§ **Task details**:
Present the data once more in exactly its original form.

── Records to process ──

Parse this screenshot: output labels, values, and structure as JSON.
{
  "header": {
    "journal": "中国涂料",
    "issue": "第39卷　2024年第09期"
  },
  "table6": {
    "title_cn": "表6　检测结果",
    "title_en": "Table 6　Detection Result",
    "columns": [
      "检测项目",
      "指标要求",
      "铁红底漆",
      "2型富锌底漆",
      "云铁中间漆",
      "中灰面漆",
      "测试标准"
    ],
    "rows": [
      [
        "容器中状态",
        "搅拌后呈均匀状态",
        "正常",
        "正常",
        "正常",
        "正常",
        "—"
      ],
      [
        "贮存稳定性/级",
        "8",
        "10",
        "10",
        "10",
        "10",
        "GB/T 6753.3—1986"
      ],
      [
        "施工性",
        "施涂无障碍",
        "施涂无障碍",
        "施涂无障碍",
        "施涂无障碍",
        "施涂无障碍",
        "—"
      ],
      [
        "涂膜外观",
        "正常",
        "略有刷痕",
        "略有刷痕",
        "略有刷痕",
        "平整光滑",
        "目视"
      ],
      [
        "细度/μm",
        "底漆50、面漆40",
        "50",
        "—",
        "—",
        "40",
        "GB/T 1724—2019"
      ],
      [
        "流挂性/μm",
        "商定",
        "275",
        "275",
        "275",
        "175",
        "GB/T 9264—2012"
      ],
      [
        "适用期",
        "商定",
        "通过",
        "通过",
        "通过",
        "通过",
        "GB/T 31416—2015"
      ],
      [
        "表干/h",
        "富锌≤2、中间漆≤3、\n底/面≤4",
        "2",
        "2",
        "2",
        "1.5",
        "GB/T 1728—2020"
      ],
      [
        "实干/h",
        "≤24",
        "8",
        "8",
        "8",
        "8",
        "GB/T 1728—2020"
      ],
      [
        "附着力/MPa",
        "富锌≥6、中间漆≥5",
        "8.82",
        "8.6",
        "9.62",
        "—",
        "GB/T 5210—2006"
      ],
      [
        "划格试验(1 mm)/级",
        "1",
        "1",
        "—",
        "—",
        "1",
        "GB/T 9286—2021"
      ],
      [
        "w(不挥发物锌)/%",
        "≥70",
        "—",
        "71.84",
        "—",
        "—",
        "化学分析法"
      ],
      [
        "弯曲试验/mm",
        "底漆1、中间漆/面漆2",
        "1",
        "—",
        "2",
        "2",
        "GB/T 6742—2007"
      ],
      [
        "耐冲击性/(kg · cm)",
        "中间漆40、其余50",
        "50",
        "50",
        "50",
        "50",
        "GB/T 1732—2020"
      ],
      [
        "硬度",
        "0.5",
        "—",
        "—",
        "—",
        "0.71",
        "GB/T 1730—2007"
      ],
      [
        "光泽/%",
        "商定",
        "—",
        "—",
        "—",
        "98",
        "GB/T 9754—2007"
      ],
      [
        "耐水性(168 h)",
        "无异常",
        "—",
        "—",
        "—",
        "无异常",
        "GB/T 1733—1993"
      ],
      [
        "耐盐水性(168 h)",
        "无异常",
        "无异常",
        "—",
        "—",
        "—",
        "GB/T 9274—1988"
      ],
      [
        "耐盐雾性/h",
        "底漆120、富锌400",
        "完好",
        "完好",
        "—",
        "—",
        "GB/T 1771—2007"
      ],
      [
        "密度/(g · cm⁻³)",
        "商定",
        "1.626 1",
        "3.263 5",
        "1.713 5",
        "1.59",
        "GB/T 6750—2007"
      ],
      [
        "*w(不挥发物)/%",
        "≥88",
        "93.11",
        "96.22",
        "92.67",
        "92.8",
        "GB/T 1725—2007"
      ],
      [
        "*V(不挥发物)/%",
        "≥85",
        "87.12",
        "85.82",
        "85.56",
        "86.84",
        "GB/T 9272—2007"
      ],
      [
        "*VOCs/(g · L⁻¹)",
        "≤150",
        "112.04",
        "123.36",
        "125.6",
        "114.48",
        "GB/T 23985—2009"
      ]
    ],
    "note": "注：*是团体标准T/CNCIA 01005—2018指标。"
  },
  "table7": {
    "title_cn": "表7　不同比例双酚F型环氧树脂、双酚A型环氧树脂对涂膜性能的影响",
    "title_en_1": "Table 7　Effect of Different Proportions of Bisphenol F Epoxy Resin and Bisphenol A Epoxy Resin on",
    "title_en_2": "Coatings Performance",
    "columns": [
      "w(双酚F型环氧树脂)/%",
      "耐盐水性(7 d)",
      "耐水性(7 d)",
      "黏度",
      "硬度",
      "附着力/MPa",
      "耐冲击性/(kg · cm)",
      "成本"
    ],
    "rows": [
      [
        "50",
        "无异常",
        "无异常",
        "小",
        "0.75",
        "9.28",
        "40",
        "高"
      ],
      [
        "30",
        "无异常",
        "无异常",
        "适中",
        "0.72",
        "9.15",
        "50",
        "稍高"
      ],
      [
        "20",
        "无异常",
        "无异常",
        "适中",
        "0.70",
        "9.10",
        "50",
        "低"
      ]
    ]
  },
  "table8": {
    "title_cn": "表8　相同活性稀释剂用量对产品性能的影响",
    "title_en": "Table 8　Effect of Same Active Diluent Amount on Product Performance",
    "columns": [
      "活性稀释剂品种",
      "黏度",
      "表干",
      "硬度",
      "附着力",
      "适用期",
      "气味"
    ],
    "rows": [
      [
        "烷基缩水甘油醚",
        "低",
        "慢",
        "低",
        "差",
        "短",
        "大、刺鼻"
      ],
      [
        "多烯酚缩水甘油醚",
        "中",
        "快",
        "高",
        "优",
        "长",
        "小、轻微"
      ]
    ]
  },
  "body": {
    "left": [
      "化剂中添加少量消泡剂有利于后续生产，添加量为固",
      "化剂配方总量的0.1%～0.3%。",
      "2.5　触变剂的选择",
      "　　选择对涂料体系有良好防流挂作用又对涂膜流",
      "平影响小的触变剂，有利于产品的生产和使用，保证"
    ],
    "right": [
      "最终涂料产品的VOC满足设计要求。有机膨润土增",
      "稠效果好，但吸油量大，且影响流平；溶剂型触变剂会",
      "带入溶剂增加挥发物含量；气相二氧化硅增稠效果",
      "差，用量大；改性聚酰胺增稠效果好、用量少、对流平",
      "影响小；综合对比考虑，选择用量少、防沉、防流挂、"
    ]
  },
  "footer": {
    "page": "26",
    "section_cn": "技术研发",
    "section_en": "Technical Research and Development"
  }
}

───

§ **Output of the exercise**:
Parse this screenshot: output labels, values, and structure as JSON.
{
  "header": {
    "journal": "中国涂料",
    "issue": "第39卷　2024年第09期"
  },
  "table6": {
    "title_cn": "表6　检测结果",
    "title_en": "Table 6　Detection Result",
    "columns": [
      "检测项目",
      "指标要求",
      "铁红底漆",
      "2型富锌底漆",
      "云铁中间漆",
      "中灰面漆",
      "测试标准"
    ],
    "rows": [
      [
        "容器中状态",
        "搅拌后呈均匀状态",
        "正常",
        "正常",
        "正常",
        "正常",
        "—"
      ],
      [
        "贮存稳定性/级",
        "8",
        "10",
        "10",
        "10",
        "10",
        "GB/T 6753.3—1986"
      ],
      [
        "施工性",
        "施涂无障碍",
        "施涂无障碍",
        "施涂无障碍",
        "施涂无障碍",
        "施涂无障碍",
        "—"
      ],
      [
        "涂膜外观",
        "正常",
        "略有刷痕",
        "略有刷痕",
        "略有刷痕",
        "平整光滑",
        "目视"
      ],
      [
        "细度/μm",
        "底漆50、面漆40",
        "50",
        "—",
        "—",
        "40",
        "GB/T 1724—2019"
      ],
      [
        "流挂性/μm",
        "商定",
        "275",
        "275",
        "275",
        "175",
        "GB/T 9264—2012"
      ],
      [
        "适用期",
        "商定",
        "通过",
        "通过",
        "通过",
        "通过",
        "GB/T 31416—2015"
      ],
      [
        "表干/h",
        "富锌≤2、中间漆≤3、\n底/面≤4",
        "2",
        "2",
        "2",
        "1.5",
        "GB/T 1728—2020"
      ],
      [
        "实干/h",
        "≤24",
        "8",
        "8",
        "8",
        "8",
        "GB/T 1728—2020"
      ],
      [
        "附着力/MPa",
        "富锌≥6、中间漆≥5",
        "8.82",
        "8.6",
        "9.62",
        "—",
        "GB/T 5210—2006"
      ],
      [
        "划格试验(1 mm)/级",
        "1",
        "1",
        "—",
        "—",
        "1",
        "GB/T 9286—2021"
      ],
      [
        "w(不挥发物锌)/%",
        "≥70",
        "—",
        "71.84",
        "—",
        "—",
        "化学分析法"
      ],
      [
        "弯曲试验/mm",
        "底漆1、中间漆/面漆2",
        "1",
        "—",
        "2",
        "2",
        "GB/T 6742—2007"
      ],
      [
        "耐冲击性/(kg · cm)",
        "中间漆40、其余50",
        "50",
        "50",
        "50",
        "50",
        "GB/T 1732—2020"
      ],
      [
        "硬度",
        "0.5",
        "—",
        "—",
        "—",
        "0.71",
        "GB/T 1730—2007"
      ],
      [
        "光泽/%",
        "商定",
        "—",
        "—",
        "—",
        "98",
        "GB/T 9754—2007"
      ],
      [
        "耐水性(168 h)",
        "无异常",
        "—",
        "—",
        "—",
        "无异常",
        "GB/T 1733—1993"
      ],
      [
        "耐盐水性(168 h)",
        "无异常",
        "无异常",
        "—",
        "—",
        "—",
        "GB/T 9274—1988"
      ],
      [
        "耐盐雾性/h",
        "底漆120、富锌400",
        "完好",
        "完好",
        "—",
        "—",
        "GB/T 1771—2007"
      ],
      [
        "密度/(g · cm⁻³)",
        "商定",
        "1.626 1",
        "3.263 5",
        "1.713 5",
        "1.59",
        "GB/T 6750—2007"
      ],
      [
        "*w(不挥发物)/%",
        "≥88",
        "93.11",
        "96.22",
        "92.67",
        "92.8",
        "GB/T 1725—2007"
      ],
      [
        "*V(不挥发物)/%",
        "≥85",
        "87.12",
        "85.82",
        "85.56",
        "86.84",
        "GB/T 9272—2007"
      ],
      [
        "*VOCs/(g · L⁻¹)",
        "≤150",
        "112.04",
        "123.36",
        "125.6",
        "114.48",
        "GB/T 23985—2009"
      ]
    ],
    "note": "注：*是团体标准T/CNCIA 01005—2018指标。"
  },
  "table7": {
    "title_cn": "表7　不同比例双酚F型环氧树脂、双酚A型环氧树脂对涂膜性能的影响",
    "title_en_1": "Table 7　Effect of Different Proportions of Bisphenol F Epoxy Resin and Bisphenol A Epoxy Resin on",
    "title_en_2": "Coatings Performance",
    "columns": [
      "w(双酚F型环氧树脂)/%",
      "耐盐水性(7 d)",
      "耐水性(7 d)",
      "黏度",
      "硬度",
      "附着力/MPa",
      "耐冲击性/(kg · cm)",
      "成本"
    ],
    "rows": [
      [
        "50",
        "无异常",
        "无异常",
        "小",
        "0.75",
        "9.28",
        "40",
        "高"
      ],
      [
        "30",
        "无异常",
        "无异常",
        "适中",
        "0.72",
        "9.15",
        "50",
        "稍高"
      ],
      [
        "20",
        "无异常",
        "无异常",
        "适中",
        "0.70",
        "9.10",
        "50",
        "低"
      ]
    ]
  },
  "table8": {
    "title_cn": "表8　相同活性稀释剂用量对产品性能的影响",
    "title_en": "Table 8　Effect of Same Active Diluent Amount on Product Performance",
    "columns": [
      "活性稀释剂品种",
      "黏度",
      "表干",
      "硬度",
      "附着力",
      "适用期",
      "气味"
    ],
    "rows": [
      [
        "烷基缩水甘油醚",
        "低",
        "慢",
        "低",
        "差",
        "短",
        "大、刺鼻"
      ],
      [
        "多烯酚缩水甘油醚",
        "中",
        "快",
        "高",
        "优",
        "长",
        "小、轻微"
      ]
    ]
  },
  "body": {
    "left": [
      "化剂中添加少量消泡剂有利于后续生产，添加量为固",
      "化剂配方总量的0.1%～0.3%。",
      "2.5　触变剂的选择",
      "　　选择对涂料体系有良好防流挂作用又对涂膜流",
      "平影响小的触变剂，有利于产品的生产和使用，保证"
    ],
    "right": [
      "最终涂料产品的VOC满足设计要求。有机膨润土增",
      "稠效果好，但吸油量大，且影响流平；溶剂型触变剂会",
      "带入溶剂增加挥发物含量；气相二氧化硅增稠效果",
      "差，用量大；改性聚酰胺增稠效果好、用量少、对流平",
      "影响小；综合对比考虑，选择用量少、防沉、防流挂、"
    ]
  },
  "footer": {
    "page": "26",
    "section_cn": "技术研发",
    "section_en": "Technical Research and Development"
  }
}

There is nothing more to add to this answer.